Dataset items:

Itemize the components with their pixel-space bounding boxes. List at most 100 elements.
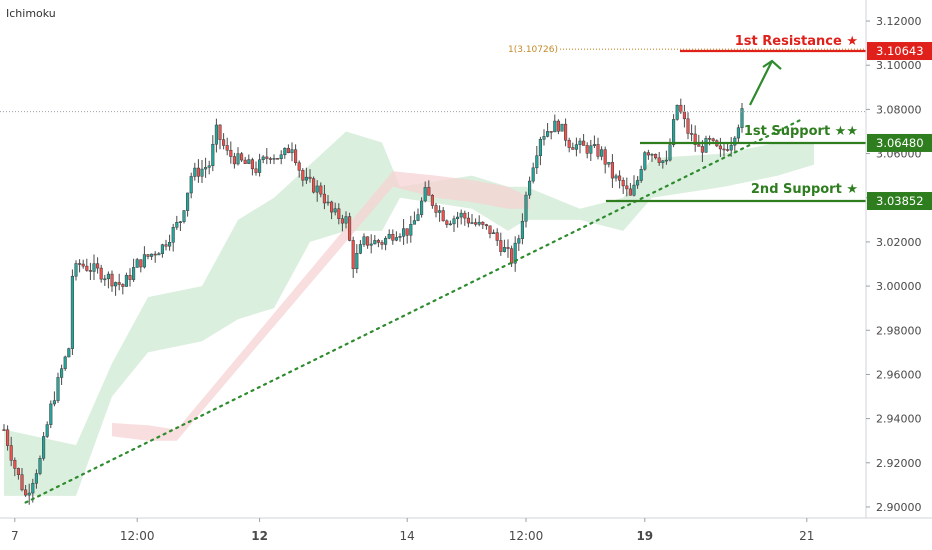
candle-body	[729, 144, 733, 151]
candle-body	[182, 210, 186, 222]
candle-body	[621, 180, 625, 187]
candle-body	[459, 212, 463, 218]
candle-body	[297, 162, 301, 171]
candle-body	[247, 159, 251, 164]
candle-body	[600, 149, 604, 157]
projection-arrow-head	[762, 59, 782, 70]
candle-body	[686, 118, 690, 134]
candle-body	[178, 221, 182, 223]
candle-body	[42, 436, 46, 459]
candle-body	[510, 248, 514, 264]
candle-body	[402, 228, 406, 237]
support-2-price-badge-bg	[867, 192, 932, 211]
candle-body	[114, 282, 118, 287]
candle-body	[499, 240, 503, 252]
support-2-label: 2nd Support ★	[751, 182, 858, 197]
candle-body	[308, 176, 312, 179]
candle-body	[661, 160, 665, 163]
candle-body	[240, 153, 244, 161]
candle-body	[549, 131, 553, 133]
candle-body	[589, 145, 593, 154]
candle-body	[592, 144, 596, 146]
candle-body	[279, 154, 283, 160]
candle-body	[340, 218, 344, 224]
candle-body	[319, 185, 323, 195]
candle-body	[142, 254, 146, 268]
candle-body	[294, 149, 298, 164]
candle-body	[38, 458, 42, 474]
candle-body	[722, 148, 726, 151]
x-tick-label: 12:00	[120, 529, 155, 543]
candle-body	[189, 176, 193, 194]
candle-body	[261, 156, 265, 161]
candle-body	[693, 133, 697, 145]
candle-body	[398, 236, 402, 238]
candle-body	[153, 253, 157, 256]
candle-body	[488, 225, 492, 234]
support-2-price-badge-text: 3.03852	[876, 194, 924, 208]
candle-body	[376, 240, 380, 243]
candle-body	[358, 244, 362, 254]
candle-body	[322, 193, 326, 204]
candle-body	[567, 140, 571, 148]
candle-body	[618, 175, 622, 181]
candle-body	[441, 210, 445, 222]
candle-body	[63, 356, 67, 369]
candle-body	[506, 247, 510, 249]
time-axis[interactable]: 7 12:00 12 14 12:00 19 21	[11, 518, 814, 543]
price-axis[interactable]: 3.120003.100003.080003.060003.040003.020…	[866, 15, 922, 514]
candle-body	[20, 474, 24, 491]
candle-body	[538, 138, 542, 156]
candle-body	[16, 468, 20, 475]
candle-body	[384, 237, 388, 245]
candle-body	[556, 120, 560, 132]
candle-body	[250, 159, 254, 170]
candle-body	[718, 145, 722, 150]
candle-body	[326, 201, 330, 204]
candle-body	[668, 144, 672, 161]
candle-body	[574, 144, 578, 150]
candle-body	[517, 238, 521, 244]
candle-body	[664, 159, 668, 162]
candle-body	[585, 145, 589, 154]
candle-body	[121, 284, 125, 287]
candle-body	[682, 111, 686, 120]
candle-body	[243, 159, 247, 164]
candle-body	[333, 208, 337, 213]
candle-body	[96, 263, 100, 269]
candle-body	[654, 153, 658, 159]
annotations: 1(3.10726) 1st Resistance ★ 1st Support ★★…	[0, 34, 866, 504]
candle-body	[434, 205, 438, 213]
candle-body	[168, 241, 172, 247]
candle-body	[186, 192, 190, 211]
y-tick-label: 2.98000	[876, 324, 922, 337]
candle-body	[636, 180, 640, 186]
candle-body	[146, 254, 150, 257]
candle-body	[348, 216, 352, 241]
candle-body	[211, 143, 215, 166]
candle-body	[132, 267, 136, 280]
candle-body	[704, 138, 708, 153]
candle-body	[726, 149, 730, 151]
candle-body	[218, 124, 222, 140]
indicator-label[interactable]: Ichimoku	[6, 7, 56, 20]
candle-body	[495, 232, 499, 241]
candle-body	[70, 275, 74, 349]
candle-body	[528, 180, 532, 196]
candle-body	[337, 208, 341, 219]
cloud-bullish	[4, 131, 814, 496]
candle-body	[34, 473, 38, 484]
candle-body	[103, 278, 107, 281]
candle-body	[160, 244, 164, 254]
resistance-label: 1st Resistance ★	[735, 34, 858, 49]
candle-body	[110, 273, 114, 287]
candle-body	[477, 221, 481, 225]
candle-body	[657, 157, 661, 163]
candle-body	[92, 263, 96, 272]
candle-body	[427, 187, 431, 196]
candle-body	[700, 146, 704, 153]
candle-body	[470, 222, 474, 224]
candle-body	[283, 148, 287, 156]
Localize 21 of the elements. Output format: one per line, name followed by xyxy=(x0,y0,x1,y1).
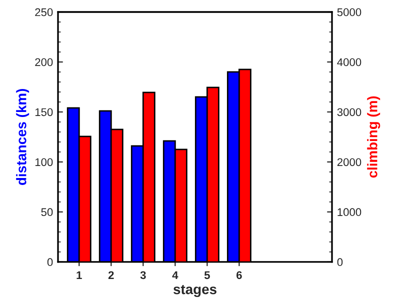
x-tick-label: 4 xyxy=(172,271,178,279)
x-tick-label: 2 xyxy=(108,271,114,279)
y-axis-title: distances (km) xyxy=(16,89,30,186)
x-axis-title: stages xyxy=(173,285,216,298)
y2-tick-label: 1000 xyxy=(338,208,362,216)
y-tick-label: 100 xyxy=(35,158,53,166)
y2-tick-label: 3000 xyxy=(337,108,362,116)
y2-tick-label: 2000 xyxy=(337,158,362,166)
x-tick-label: 1 xyxy=(76,271,82,279)
x-tick-label: 5 xyxy=(204,271,210,280)
y2-tick-label: 5000 xyxy=(337,8,362,16)
y-tick-label: 150 xyxy=(35,108,53,116)
y2-axis-title: climbing (m) xyxy=(367,96,380,178)
y-tick-label: 200 xyxy=(35,58,53,66)
x-tick-label: 6 xyxy=(236,271,242,280)
y2-tick-label: 0 xyxy=(337,258,343,266)
y-tick-label: 250 xyxy=(35,8,53,16)
y-tick-label: 0 xyxy=(47,258,53,266)
x-tick-label: 3 xyxy=(140,271,146,280)
y2-tick-label: 4000 xyxy=(337,58,362,66)
y-tick-label: 50 xyxy=(41,208,53,216)
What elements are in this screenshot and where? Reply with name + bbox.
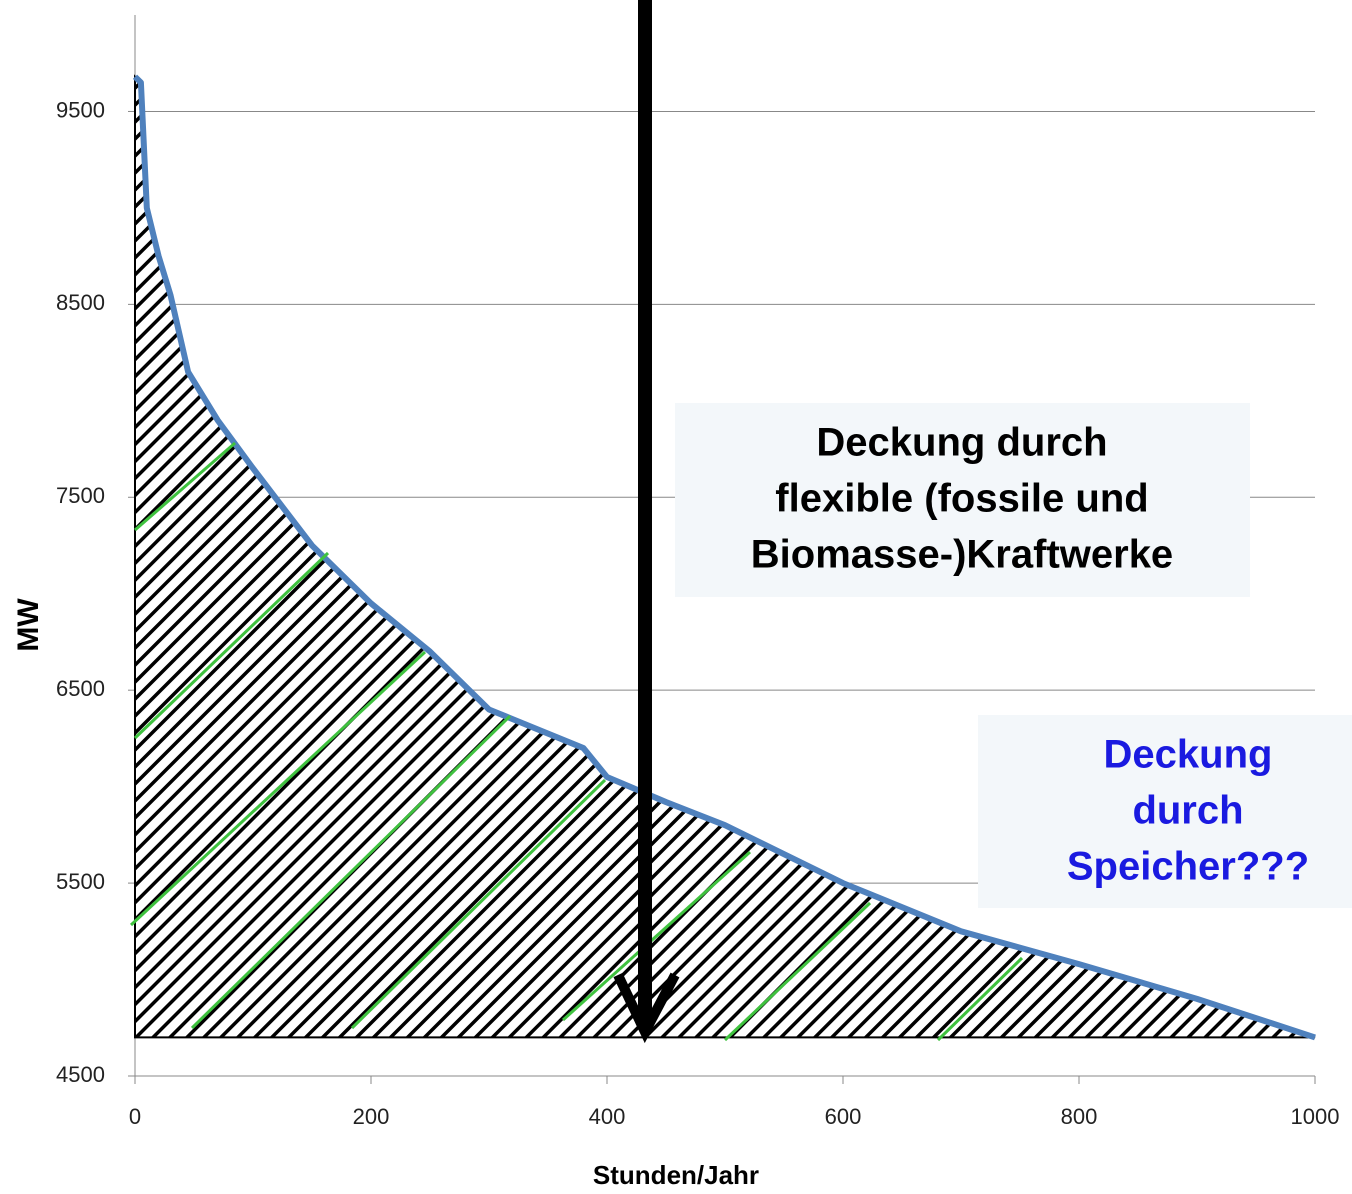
annotation-box	[675, 403, 1250, 597]
annotation-text: Speicher???	[1067, 845, 1309, 889]
y-tick-label: 5500	[56, 869, 105, 894]
annotation-text: Biomasse-)Kraftwerke	[751, 533, 1173, 577]
green-lines	[129, 441, 1024, 1042]
x-axis-label: Stunden/Jahr	[593, 1160, 759, 1190]
plot	[132, 74, 1316, 1041]
annotations: Deckung durch flexible (fossile und Biomas…	[751, 421, 1309, 889]
arrow	[613, 0, 680, 1044]
y-tick-label: 8500	[56, 290, 105, 315]
y-tick-label: 7500	[56, 483, 105, 508]
y-axis-label: MW	[12, 598, 45, 652]
grid: 4500 5500 6500 7500 8500 9500 0 200 400 600 800 100…	[56, 15, 1339, 1129]
annotation-text: durch	[1132, 789, 1243, 833]
x-tick-label: 600	[825, 1104, 862, 1129]
x-tick-label: 0	[129, 1104, 141, 1129]
y-tick-label: 6500	[56, 676, 105, 701]
y-tick-label: 4500	[56, 1062, 105, 1087]
y-tick-label: 9500	[56, 97, 105, 122]
x-tick-label: 200	[353, 1104, 390, 1129]
x-tick-label: 1000	[1291, 1104, 1340, 1129]
annotation-text: Deckung durch	[816, 421, 1107, 465]
annotation-text: flexible (fossile und	[775, 477, 1148, 521]
x-tick-label: 400	[589, 1104, 626, 1129]
load-curve	[132, 74, 1316, 1041]
annotation-text: Deckung	[1104, 733, 1273, 777]
annotation-box	[978, 715, 1352, 908]
x-tick-label: 800	[1061, 1104, 1098, 1129]
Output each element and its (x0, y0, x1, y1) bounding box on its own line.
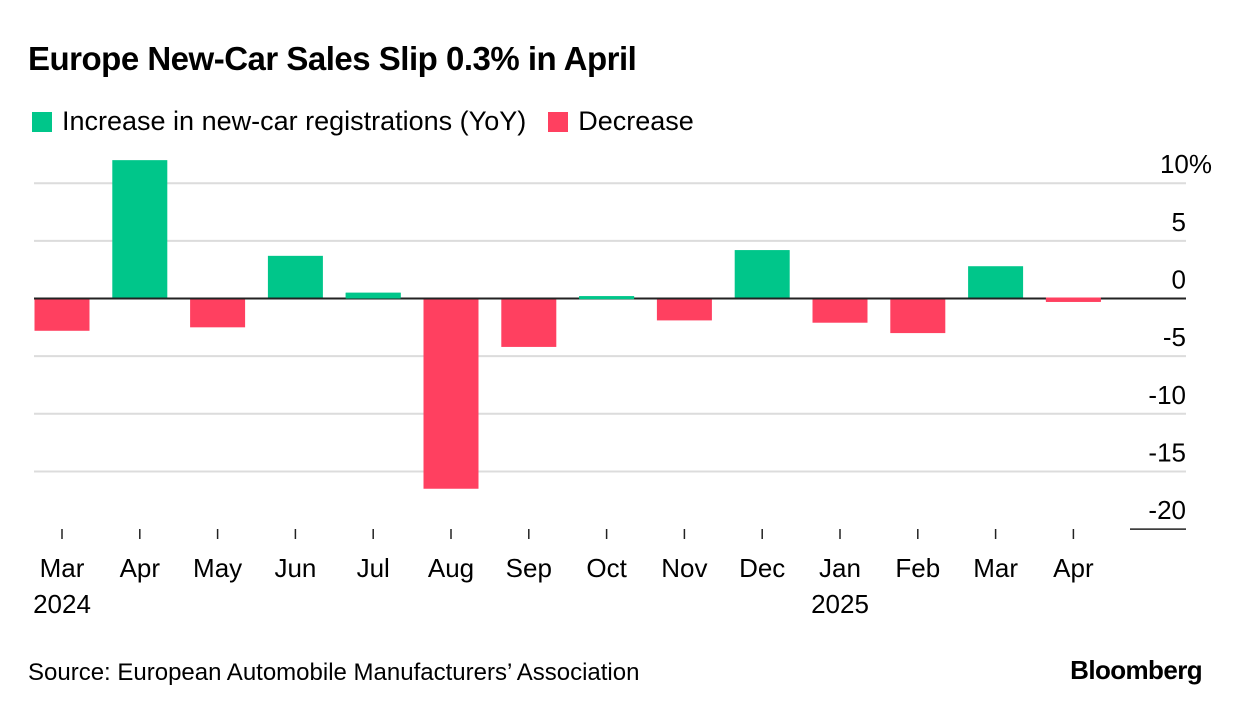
bar-nov-8 (656, 298, 712, 321)
bar-jan-10 (812, 298, 868, 323)
bar-may-2 (190, 298, 246, 328)
x-tick-label: Jan (819, 553, 861, 583)
bloomberg-logo: Bloomberg (1070, 655, 1202, 685)
bar-feb-11 (890, 298, 946, 334)
x-tick-label: May (193, 553, 242, 583)
y-tick-label: 0 (1172, 265, 1186, 295)
bar-aug-5 (423, 298, 479, 489)
legend: Increase in new-car registrations (YoY) … (32, 106, 716, 137)
x-tick-label: Mar (973, 553, 1018, 583)
y-tick-label: -15 (1148, 437, 1186, 467)
y-tick-label: -20 (1148, 495, 1186, 525)
bar-jun-3 (267, 255, 323, 299)
x-tick-label: Mar (40, 553, 85, 583)
y-tick-label: -10 (1148, 380, 1186, 410)
x-tick-label: Apr (1053, 553, 1094, 583)
x-tick-label: Jul (357, 553, 390, 583)
bar-small-overlay-4 (345, 292, 401, 299)
x-tick-label: Oct (586, 553, 627, 583)
x-tick-label: Feb (895, 553, 940, 583)
bar-small-overlay-7 (579, 296, 635, 300)
legend-swatch-increase (32, 111, 52, 132)
legend-item-increase: Increase in new-car registrations (YoY) (32, 106, 526, 137)
chart-title: Europe New-Car Sales Slip 0.3% in April (28, 40, 637, 77)
x-tick-label: Aug (428, 553, 474, 583)
source-note: Source: European Automobile Manufacturer… (28, 659, 640, 686)
bar-mar-0 (34, 298, 90, 331)
bar-apr-1 (112, 160, 168, 299)
x-year-label: 2025 (811, 589, 869, 619)
x-year-label: 2024 (33, 589, 91, 619)
y-tick-label: -5 (1163, 322, 1186, 352)
x-tick-label: Apr (120, 553, 161, 583)
legend-label-increase: Increase in new-car registrations (YoY) (62, 106, 527, 136)
x-tick-label: Nov (661, 553, 707, 583)
x-tick-label: Jun (274, 553, 316, 583)
x-tick-label: Dec (739, 553, 785, 583)
y-tick-label: 5 (1172, 207, 1186, 237)
bar-sep-6 (501, 298, 557, 347)
y-tick-label: 10% (1160, 149, 1212, 179)
legend-item-decrease: Decrease (548, 106, 694, 137)
x-tick-label: Sep (506, 553, 552, 583)
bar-small-overlay-13 (1045, 297, 1101, 301)
bar-mar-12 (968, 266, 1024, 299)
legend-swatch-decrease (548, 111, 569, 132)
bar-dec-9 (734, 250, 790, 299)
legend-label-decrease: Decrease (578, 106, 694, 136)
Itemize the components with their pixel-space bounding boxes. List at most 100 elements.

▶ [To be done]: Repeat the lines of the entries from the line with "144, 733, 151]" to the line with "240, 503, 252]", substituting "projection-arrowhead" for "projection-arrow-head" and changing nothing else. Give only those lines.

▶ [Result of the task]:
candle-body	[729, 144, 733, 151]
candle-body	[182, 210, 186, 222]
candle-body	[621, 180, 625, 187]
candle-body	[459, 212, 463, 218]
candle-body	[297, 162, 301, 171]
candle-body	[247, 159, 251, 164]
candle-body	[600, 149, 604, 157]
projection-arrowhead	[762, 59, 782, 70]
candle-body	[686, 118, 690, 134]
candle-body	[178, 221, 182, 223]
candle-body	[42, 436, 46, 459]
candle-body	[510, 248, 514, 264]
candle-body	[402, 228, 406, 237]
support-2-price-badge-bg	[867, 192, 932, 211]
candle-body	[114, 282, 118, 287]
candle-body	[499, 240, 503, 252]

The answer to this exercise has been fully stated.